[Collection entries]
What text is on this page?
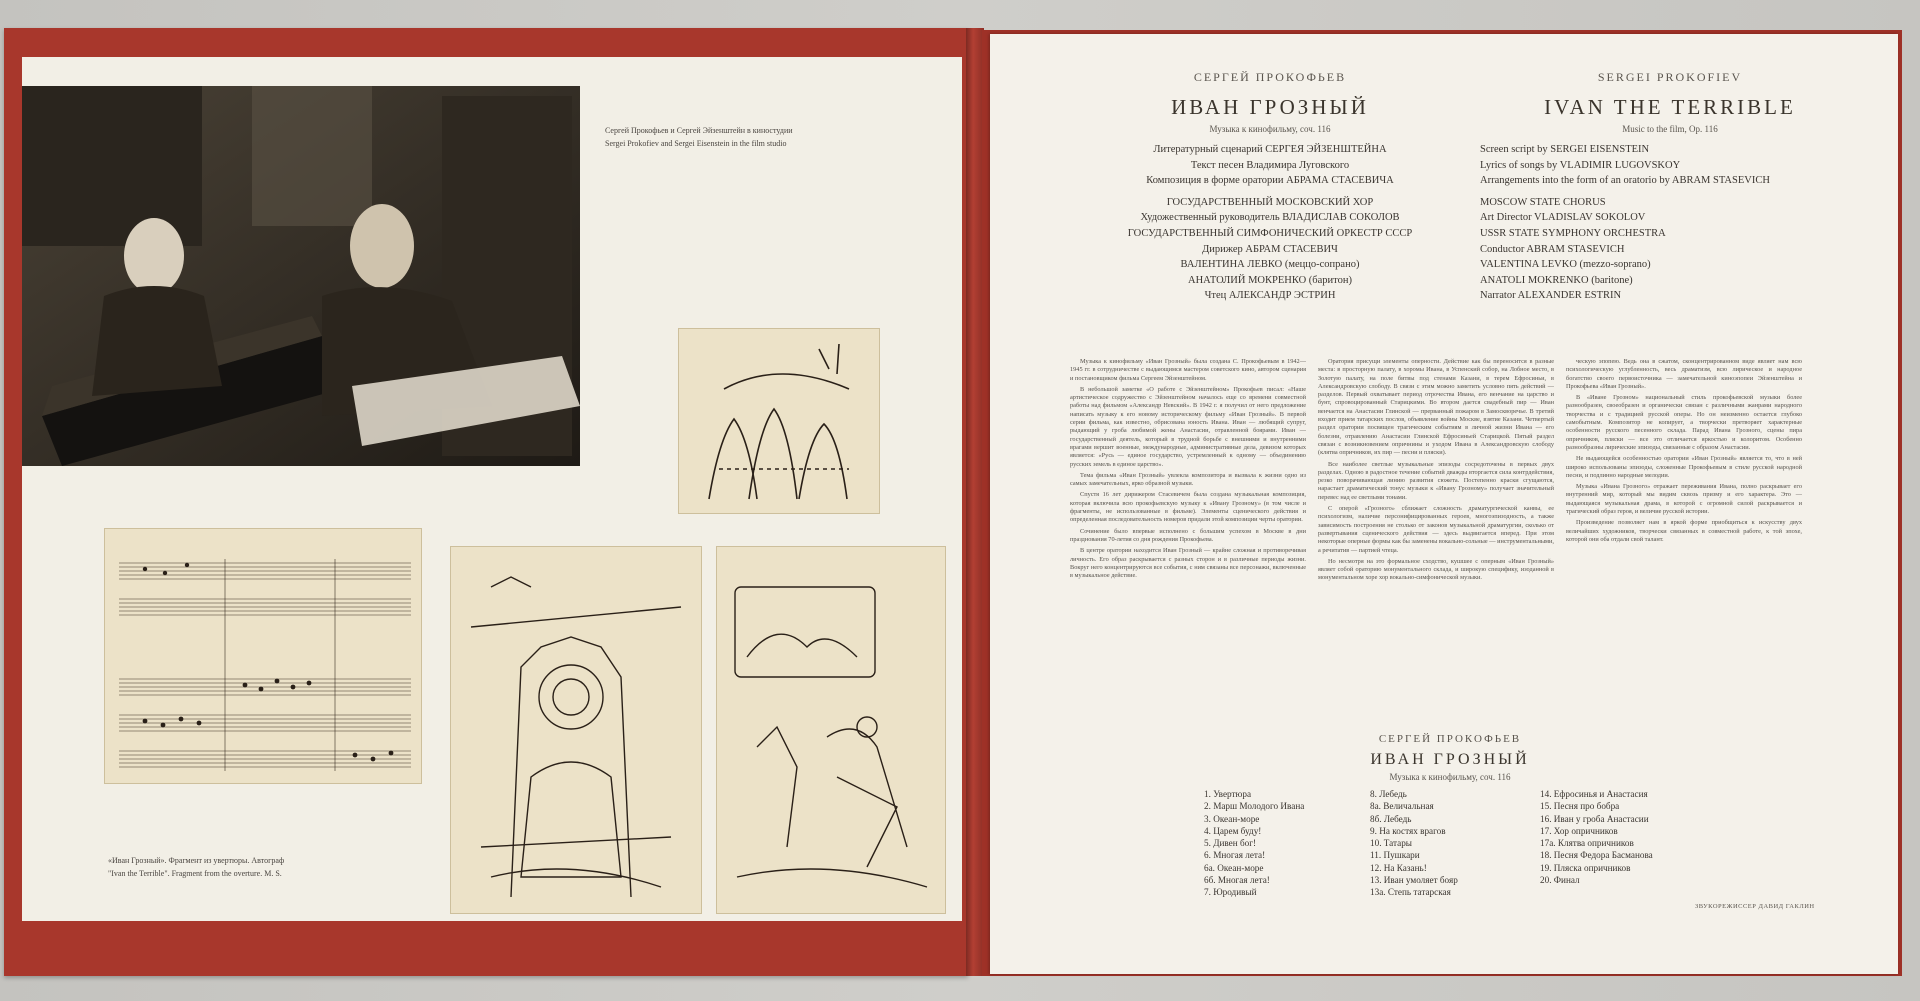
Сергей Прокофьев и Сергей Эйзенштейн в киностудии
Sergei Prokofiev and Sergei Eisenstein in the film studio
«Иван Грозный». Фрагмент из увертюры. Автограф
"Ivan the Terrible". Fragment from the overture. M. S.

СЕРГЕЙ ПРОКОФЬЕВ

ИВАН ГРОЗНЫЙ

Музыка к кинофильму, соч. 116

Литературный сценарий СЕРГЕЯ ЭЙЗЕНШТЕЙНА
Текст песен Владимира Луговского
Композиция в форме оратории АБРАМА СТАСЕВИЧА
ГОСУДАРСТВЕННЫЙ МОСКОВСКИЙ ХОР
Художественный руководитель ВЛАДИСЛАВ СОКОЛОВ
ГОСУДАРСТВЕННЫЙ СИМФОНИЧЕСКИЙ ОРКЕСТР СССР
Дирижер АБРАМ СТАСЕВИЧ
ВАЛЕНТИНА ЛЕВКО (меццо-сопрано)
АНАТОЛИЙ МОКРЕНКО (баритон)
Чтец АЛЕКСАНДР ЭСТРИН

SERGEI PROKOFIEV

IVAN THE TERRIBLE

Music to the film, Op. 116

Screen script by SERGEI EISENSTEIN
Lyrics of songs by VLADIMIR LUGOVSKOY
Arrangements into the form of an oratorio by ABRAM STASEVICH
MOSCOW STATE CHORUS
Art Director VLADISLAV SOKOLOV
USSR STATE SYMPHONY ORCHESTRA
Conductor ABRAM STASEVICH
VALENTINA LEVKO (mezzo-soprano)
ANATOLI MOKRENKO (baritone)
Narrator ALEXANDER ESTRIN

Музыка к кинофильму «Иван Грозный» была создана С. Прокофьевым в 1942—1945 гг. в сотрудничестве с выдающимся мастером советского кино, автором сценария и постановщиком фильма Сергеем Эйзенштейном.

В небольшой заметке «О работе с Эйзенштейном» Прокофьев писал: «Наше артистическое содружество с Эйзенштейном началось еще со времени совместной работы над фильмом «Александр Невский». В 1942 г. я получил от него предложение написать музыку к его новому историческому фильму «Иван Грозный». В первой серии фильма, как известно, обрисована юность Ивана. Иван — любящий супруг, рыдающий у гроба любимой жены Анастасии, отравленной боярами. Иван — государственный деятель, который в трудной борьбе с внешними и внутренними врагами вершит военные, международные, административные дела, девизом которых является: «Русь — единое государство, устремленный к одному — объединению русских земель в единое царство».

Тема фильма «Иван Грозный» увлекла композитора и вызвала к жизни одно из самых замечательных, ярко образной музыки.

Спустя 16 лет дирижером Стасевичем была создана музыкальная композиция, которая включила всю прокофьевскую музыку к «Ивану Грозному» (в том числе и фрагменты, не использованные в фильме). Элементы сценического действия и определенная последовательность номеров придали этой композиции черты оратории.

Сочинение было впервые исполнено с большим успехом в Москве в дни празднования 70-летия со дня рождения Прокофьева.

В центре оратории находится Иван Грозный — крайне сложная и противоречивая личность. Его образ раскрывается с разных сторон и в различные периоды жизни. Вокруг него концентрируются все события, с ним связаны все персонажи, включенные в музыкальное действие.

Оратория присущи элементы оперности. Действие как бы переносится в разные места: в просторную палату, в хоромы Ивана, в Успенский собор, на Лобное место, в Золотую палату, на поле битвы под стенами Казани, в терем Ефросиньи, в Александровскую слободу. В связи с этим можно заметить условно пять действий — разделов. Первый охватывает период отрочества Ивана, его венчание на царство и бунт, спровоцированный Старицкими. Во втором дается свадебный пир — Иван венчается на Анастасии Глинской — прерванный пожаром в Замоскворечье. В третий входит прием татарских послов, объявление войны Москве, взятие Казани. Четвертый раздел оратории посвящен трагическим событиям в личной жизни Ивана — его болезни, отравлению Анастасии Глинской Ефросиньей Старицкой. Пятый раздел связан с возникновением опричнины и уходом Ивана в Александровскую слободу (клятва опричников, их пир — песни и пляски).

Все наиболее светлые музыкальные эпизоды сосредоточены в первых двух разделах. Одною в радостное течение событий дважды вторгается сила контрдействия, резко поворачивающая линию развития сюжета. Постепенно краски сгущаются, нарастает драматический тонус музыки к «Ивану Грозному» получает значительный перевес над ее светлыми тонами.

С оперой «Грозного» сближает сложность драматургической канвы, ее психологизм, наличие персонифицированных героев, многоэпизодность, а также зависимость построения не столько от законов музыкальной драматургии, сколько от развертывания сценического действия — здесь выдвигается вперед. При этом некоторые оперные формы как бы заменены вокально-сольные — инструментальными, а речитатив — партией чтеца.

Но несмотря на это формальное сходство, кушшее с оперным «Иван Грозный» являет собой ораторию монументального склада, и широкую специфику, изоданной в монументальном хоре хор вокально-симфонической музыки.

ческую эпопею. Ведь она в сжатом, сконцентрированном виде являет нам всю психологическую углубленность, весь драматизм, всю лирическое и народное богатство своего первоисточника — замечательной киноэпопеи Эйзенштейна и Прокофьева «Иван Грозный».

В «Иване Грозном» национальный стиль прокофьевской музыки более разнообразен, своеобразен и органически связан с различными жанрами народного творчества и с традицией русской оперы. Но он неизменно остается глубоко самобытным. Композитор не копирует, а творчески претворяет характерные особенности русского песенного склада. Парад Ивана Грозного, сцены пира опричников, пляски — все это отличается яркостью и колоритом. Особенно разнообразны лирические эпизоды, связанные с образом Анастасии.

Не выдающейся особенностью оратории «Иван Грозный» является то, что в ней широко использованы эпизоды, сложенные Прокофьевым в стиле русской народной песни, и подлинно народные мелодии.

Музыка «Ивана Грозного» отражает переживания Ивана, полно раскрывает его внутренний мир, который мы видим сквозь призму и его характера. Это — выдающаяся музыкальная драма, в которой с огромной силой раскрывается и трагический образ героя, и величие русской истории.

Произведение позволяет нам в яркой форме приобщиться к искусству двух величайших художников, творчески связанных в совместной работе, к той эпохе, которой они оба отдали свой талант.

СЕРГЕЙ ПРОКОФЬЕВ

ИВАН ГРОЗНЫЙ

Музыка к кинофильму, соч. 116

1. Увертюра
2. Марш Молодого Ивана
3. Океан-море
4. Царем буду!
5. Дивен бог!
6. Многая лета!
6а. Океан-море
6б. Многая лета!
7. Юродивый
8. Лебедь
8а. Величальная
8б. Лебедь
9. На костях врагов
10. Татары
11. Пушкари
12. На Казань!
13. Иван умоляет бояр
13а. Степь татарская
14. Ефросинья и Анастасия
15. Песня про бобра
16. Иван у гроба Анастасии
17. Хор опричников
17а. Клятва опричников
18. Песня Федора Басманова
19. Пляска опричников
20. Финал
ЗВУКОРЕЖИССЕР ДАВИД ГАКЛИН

> _Problem description_: Among the lines above, determine how many hold the word "которой"; report the figure alone.

> _Answer in full_: 2